** START OF Source text **

After taking more than two months off following his father's death in May, Woods confessed that it was hard for him to get back out on the course.

When he did return, he missed the cut in the US Open.

But he explained: "I knew I had to go through - like anyone - the grieving process, and I had never done anything like that before.

"The hardest thing for me to do was play golf. Usually, people go to work to get away from a loss like that. But that's when I thought of my dad. He introduced me to the game of golf. He taught me a lot of life lessons on the golf course.

"When I came back and started working on my fundamentals ... I learned them from my dad."

Woods is the only man to win the Jack Nicklaus Award for Player of the Year more than twice.

But he also won the Arnold Palmer Award for leading the money list with a massive $9.9 million and the Byron Nelson Award for the lowest scoring average at 68.11.

His missed cut in the US Open - his first failure in the majors as a professional - came after he took nine weeks off to mourn his father.

But he bounced back with an amazing return of form that saw him clinch an emotionally charged win in the Open at Hoylake and an impressive 12th major win in the US PGA at Medinah.

As he prepared to round off the year by hosting the unofficial $5.75 million Target World Challenge at Sherwood Country Club, Woods says he can't wait for the holidays when he will going skiing with his wife.

** END OF Source text **
** START OF Data shown **

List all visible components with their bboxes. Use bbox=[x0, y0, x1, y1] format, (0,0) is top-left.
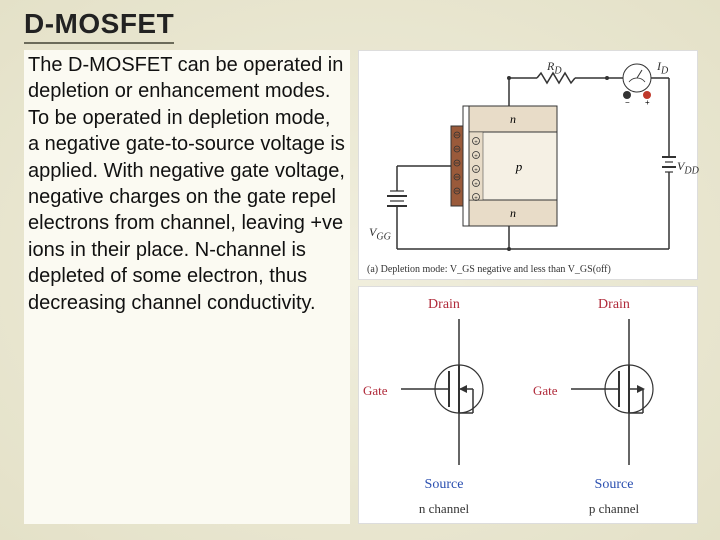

** END OF Data shown **
** START OF Data shown **

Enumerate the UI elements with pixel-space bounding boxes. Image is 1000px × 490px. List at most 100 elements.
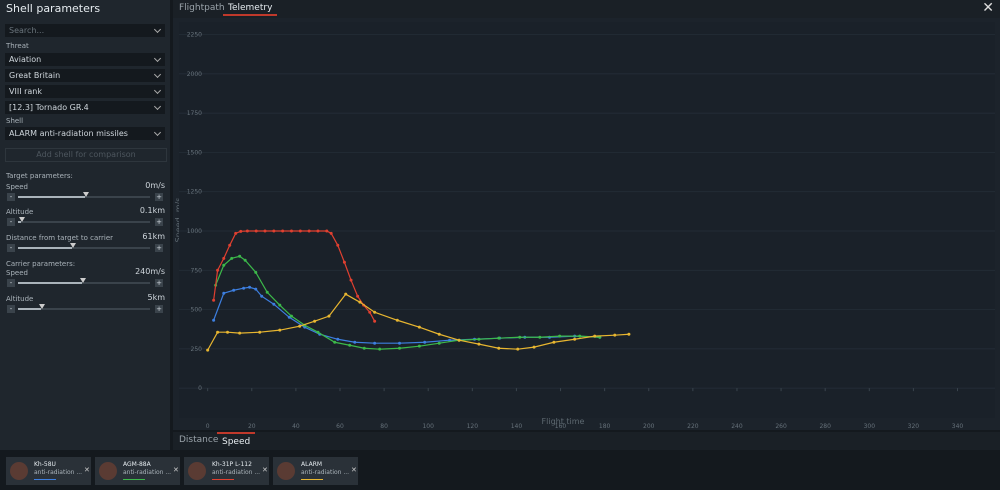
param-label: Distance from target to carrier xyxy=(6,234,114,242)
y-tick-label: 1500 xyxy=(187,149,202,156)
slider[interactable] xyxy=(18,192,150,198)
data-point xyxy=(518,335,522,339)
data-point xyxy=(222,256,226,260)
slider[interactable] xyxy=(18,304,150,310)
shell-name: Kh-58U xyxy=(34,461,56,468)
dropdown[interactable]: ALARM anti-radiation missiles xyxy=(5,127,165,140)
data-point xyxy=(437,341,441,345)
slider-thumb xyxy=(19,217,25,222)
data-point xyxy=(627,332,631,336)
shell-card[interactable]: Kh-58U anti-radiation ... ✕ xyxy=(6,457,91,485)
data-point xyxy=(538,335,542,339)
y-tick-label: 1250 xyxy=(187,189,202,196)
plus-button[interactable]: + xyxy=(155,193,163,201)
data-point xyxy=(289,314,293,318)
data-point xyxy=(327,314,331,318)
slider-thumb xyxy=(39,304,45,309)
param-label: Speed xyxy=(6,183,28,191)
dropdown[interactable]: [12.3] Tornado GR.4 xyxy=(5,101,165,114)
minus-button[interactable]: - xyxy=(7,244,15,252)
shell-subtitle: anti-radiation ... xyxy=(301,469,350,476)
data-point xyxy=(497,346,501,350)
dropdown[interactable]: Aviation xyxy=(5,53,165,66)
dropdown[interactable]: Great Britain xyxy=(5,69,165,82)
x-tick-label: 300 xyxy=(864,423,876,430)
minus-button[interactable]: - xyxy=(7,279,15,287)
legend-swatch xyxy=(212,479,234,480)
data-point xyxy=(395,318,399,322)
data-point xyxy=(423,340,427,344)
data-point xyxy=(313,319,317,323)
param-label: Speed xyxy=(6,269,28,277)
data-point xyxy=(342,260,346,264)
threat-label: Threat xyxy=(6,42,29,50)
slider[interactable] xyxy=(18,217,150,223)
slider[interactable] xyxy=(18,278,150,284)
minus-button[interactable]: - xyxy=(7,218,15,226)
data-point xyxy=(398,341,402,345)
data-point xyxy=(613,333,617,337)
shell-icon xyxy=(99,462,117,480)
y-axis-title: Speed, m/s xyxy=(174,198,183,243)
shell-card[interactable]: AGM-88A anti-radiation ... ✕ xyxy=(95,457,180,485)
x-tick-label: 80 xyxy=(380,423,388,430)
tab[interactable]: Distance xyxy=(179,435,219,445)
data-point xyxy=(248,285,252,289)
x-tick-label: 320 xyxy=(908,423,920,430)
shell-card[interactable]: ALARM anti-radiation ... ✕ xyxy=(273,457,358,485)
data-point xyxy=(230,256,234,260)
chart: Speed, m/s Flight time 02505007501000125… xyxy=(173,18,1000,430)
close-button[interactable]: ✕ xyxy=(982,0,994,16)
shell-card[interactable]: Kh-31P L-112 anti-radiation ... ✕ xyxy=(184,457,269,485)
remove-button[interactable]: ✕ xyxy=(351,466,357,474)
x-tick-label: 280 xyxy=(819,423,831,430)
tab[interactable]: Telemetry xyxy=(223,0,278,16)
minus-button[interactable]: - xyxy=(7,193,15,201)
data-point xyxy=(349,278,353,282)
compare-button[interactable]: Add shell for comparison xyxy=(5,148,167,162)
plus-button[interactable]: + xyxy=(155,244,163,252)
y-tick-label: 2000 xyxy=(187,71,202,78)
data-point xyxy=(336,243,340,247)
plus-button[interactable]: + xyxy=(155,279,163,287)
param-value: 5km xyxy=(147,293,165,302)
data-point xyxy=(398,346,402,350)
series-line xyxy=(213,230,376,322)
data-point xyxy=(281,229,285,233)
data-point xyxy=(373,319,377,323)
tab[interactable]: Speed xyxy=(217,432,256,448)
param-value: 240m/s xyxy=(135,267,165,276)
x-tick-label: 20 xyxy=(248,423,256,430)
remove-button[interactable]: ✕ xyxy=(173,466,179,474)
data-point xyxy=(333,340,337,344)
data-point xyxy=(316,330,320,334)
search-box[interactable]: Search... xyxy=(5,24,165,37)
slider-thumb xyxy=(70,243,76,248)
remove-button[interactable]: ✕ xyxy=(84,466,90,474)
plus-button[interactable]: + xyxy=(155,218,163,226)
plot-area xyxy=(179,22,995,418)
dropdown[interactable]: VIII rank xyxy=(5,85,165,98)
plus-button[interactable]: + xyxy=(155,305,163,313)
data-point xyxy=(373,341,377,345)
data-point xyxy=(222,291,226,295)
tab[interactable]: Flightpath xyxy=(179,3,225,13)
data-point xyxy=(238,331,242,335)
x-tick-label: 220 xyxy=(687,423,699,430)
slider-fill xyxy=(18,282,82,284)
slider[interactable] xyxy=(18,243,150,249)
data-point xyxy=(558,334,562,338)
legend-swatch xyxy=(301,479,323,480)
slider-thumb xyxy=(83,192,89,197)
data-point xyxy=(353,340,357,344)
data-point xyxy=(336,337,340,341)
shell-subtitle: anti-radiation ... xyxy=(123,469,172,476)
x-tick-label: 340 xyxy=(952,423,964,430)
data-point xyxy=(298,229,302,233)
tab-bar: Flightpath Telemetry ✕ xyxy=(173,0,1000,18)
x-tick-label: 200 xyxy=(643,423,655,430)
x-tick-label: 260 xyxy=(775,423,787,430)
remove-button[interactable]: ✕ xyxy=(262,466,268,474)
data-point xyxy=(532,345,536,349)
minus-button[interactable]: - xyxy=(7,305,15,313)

** END OF Data shown **

▶ _Task instructions_
[a] In the golf article, what scoring average earned Woods the Byron Nelson Award?
[b] In the records, rename "Kh-58U" to "Kh-31P" in the lines starting at the one containing "Enumerate the UI" and ending at the one containing "shell-card[interactable]: Kh-58U anti-radiation", leaving everything else unchanged. Return only those lines, leaving the pictures out.

▶ _Expected results_
[a] 68.11

[b]
Enumerate the UI elements with pixel-space bounding boxes. Image is 1000px × 490px. List at most 100 elements.
param-label: Distance from target to carrier xyxy=(6,234,114,242)
y-tick-label: 1500 xyxy=(187,149,202,156)
slider[interactable] xyxy=(18,192,150,198)
data-point xyxy=(518,335,522,339)
data-point xyxy=(222,256,226,260)
slider[interactable] xyxy=(18,304,150,310)
shell-name: Kh-31P xyxy=(34,461,56,468)
dropdown[interactable]: ALARM anti-radiation missiles xyxy=(5,127,165,140)
data-point xyxy=(437,341,441,345)
slider-thumb xyxy=(19,217,25,222)
data-point xyxy=(627,332,631,336)
shell-card[interactable]: Kh-31P anti-radiation ... ✕ xyxy=(6,457,91,485)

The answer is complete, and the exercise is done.